Data extracted from a collection »
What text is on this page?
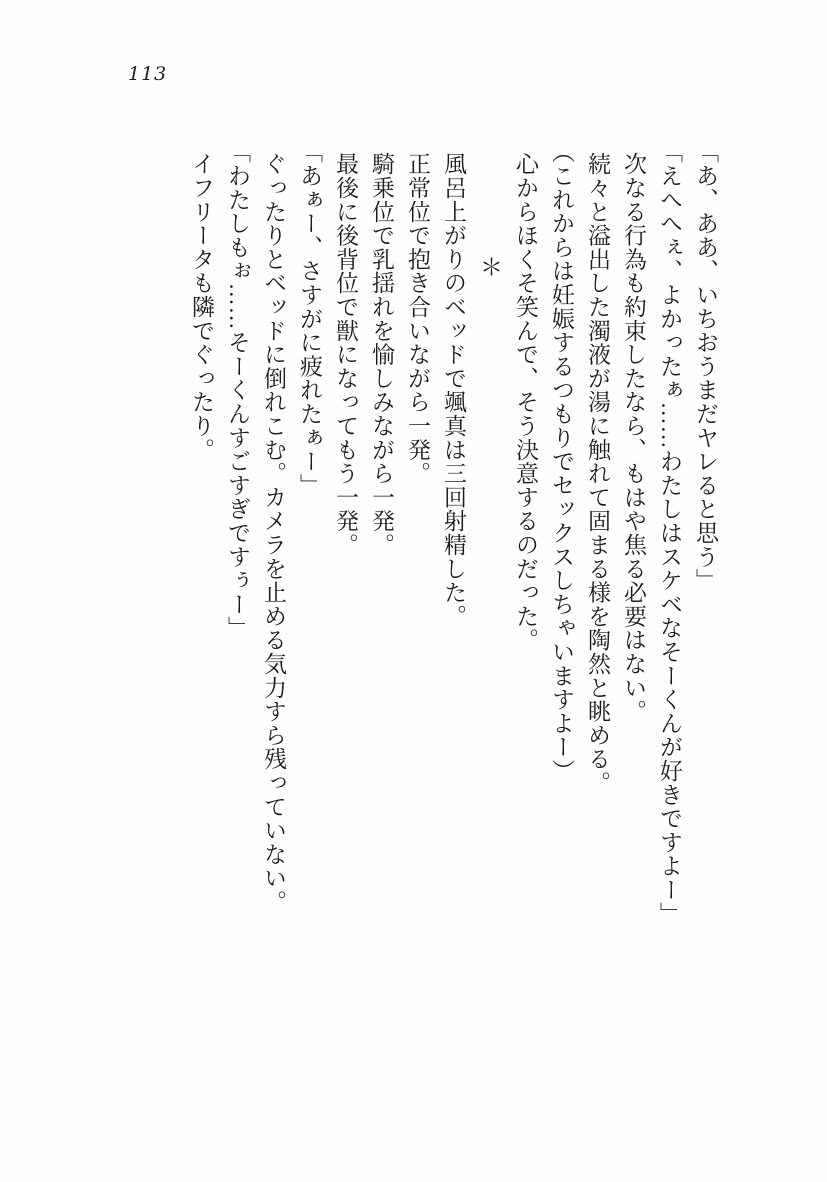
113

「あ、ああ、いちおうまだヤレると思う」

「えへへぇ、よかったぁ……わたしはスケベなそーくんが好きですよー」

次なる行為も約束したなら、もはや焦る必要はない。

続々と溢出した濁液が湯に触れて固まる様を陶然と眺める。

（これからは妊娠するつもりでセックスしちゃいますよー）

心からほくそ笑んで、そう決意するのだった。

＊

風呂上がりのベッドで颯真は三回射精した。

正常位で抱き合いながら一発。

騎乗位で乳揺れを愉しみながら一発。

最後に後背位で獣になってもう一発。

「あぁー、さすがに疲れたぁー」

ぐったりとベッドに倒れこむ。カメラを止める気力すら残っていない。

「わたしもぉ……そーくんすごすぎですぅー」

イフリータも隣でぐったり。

DIRECTIONS »
Return all of the data exactly as written, and drop the pictures.

SOLUTION TO THIS TASK »
What text is on this page?
113

「あ、ああ、いちおうまだヤレると思う」

「えへへぇ、よかったぁ……わたしはスケベなそーくんが好きですよー」

次なる行為も約束したなら、もはや焦る必要はない。

続々と溢出した濁液が湯に触れて固まる様を陶然と眺める。

（これからは妊娠するつもりでセックスしちゃいますよー）

心からほくそ笑んで、そう決意するのだった。

＊

風呂上がりのベッドで颯真は三回射精した。

正常位で抱き合いながら一発。

騎乗位で乳揺れを愉しみながら一発。

最後に後背位で獣になってもう一発。

「あぁー、さすがに疲れたぁー」

ぐったりとベッドに倒れこむ。カメラを止める気力すら残っていない。

「わたしもぉ……そーくんすごすぎですぅー」

イフリータも隣でぐったり。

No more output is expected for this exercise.